• [Your instructions]:
For the data below, please report each line where the word "killer" is found.

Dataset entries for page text
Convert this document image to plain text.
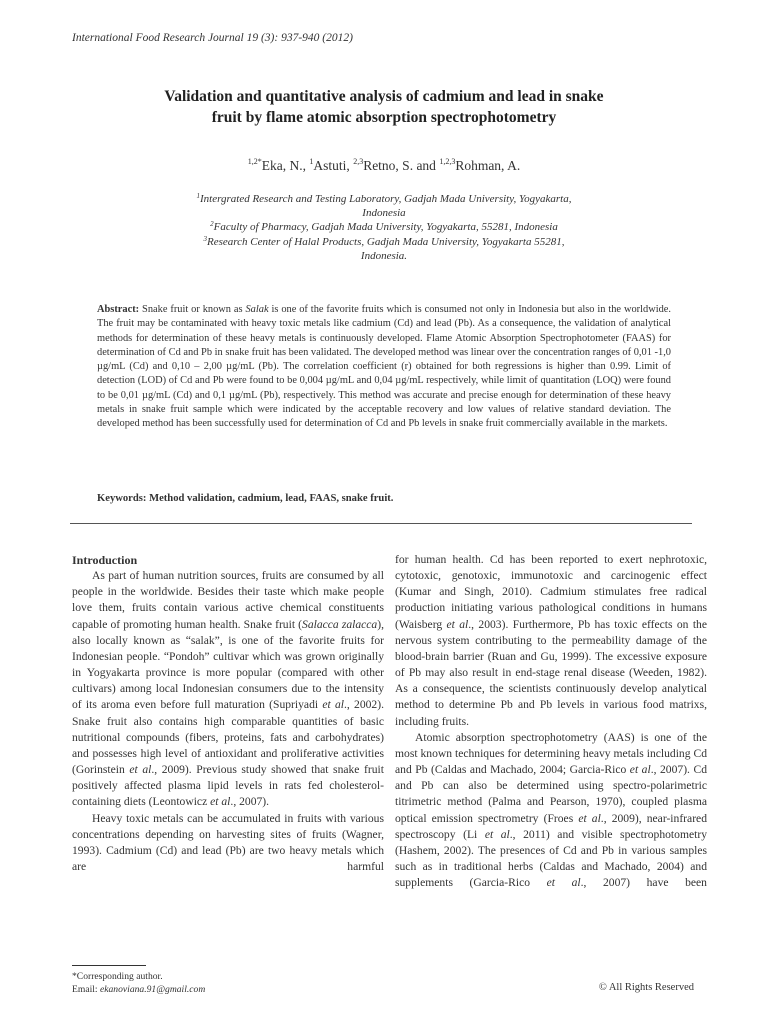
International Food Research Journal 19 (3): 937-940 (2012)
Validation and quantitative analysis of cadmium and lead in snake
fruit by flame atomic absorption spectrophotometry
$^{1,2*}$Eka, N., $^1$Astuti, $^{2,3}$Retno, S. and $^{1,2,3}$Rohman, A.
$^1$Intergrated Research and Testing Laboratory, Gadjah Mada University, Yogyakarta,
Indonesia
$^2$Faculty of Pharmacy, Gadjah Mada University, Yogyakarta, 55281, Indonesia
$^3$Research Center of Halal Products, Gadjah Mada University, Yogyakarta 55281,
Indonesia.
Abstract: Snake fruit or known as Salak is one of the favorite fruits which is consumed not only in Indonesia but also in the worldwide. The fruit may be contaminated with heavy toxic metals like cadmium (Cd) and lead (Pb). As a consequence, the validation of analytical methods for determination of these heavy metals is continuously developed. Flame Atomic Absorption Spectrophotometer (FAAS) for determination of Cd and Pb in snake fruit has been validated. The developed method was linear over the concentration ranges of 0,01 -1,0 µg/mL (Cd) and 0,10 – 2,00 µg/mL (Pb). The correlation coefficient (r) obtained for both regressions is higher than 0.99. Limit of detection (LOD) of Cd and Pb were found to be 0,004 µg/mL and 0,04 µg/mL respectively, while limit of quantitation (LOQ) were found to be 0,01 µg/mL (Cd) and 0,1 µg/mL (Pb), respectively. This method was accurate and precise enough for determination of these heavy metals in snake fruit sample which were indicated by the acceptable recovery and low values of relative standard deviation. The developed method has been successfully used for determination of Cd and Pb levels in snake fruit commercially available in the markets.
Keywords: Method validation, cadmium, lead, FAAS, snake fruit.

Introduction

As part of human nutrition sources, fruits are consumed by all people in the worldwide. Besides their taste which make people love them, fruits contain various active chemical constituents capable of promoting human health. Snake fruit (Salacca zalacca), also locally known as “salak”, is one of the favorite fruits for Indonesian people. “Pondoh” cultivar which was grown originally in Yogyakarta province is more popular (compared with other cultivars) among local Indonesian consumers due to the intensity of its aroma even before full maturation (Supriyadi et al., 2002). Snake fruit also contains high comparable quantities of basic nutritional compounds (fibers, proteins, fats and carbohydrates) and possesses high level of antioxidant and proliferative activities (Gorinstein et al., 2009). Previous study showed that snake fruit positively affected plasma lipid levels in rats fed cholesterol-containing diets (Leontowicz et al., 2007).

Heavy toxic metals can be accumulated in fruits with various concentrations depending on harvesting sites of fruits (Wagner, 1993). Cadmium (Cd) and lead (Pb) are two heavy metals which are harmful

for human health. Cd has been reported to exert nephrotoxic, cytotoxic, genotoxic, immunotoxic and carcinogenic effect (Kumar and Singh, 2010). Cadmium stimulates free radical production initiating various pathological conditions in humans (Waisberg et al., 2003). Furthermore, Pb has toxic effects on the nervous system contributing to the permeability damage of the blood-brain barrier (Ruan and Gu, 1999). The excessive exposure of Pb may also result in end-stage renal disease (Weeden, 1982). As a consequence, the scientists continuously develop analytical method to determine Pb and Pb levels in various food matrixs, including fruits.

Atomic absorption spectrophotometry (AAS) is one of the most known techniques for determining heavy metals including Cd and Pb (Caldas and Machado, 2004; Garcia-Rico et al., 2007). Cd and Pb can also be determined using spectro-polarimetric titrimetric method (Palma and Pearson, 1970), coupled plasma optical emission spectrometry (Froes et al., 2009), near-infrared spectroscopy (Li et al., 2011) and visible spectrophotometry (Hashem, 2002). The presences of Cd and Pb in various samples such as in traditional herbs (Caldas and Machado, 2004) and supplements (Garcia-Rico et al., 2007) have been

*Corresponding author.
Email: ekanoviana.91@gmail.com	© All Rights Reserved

---

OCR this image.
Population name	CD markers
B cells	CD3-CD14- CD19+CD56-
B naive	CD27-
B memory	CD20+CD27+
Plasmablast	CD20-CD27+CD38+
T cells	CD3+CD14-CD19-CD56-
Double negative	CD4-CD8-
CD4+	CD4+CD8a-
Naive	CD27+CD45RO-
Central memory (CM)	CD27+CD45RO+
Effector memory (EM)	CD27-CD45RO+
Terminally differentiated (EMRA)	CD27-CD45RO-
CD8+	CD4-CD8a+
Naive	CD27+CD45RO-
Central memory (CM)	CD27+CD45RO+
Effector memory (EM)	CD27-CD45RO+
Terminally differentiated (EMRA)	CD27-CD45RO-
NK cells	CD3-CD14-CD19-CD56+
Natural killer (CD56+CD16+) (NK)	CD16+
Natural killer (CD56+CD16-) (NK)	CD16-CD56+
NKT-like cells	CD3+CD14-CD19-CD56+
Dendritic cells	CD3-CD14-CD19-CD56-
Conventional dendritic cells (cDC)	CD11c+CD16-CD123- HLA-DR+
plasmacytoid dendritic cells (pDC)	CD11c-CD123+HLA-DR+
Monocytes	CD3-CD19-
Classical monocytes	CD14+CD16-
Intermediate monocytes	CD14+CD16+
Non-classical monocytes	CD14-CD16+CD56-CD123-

• [Task solution]:
Natural killer (CD56+CD16+) (NK)	CD16+
Natural killer (CD56+CD16-) (NK)	CD16-CD56+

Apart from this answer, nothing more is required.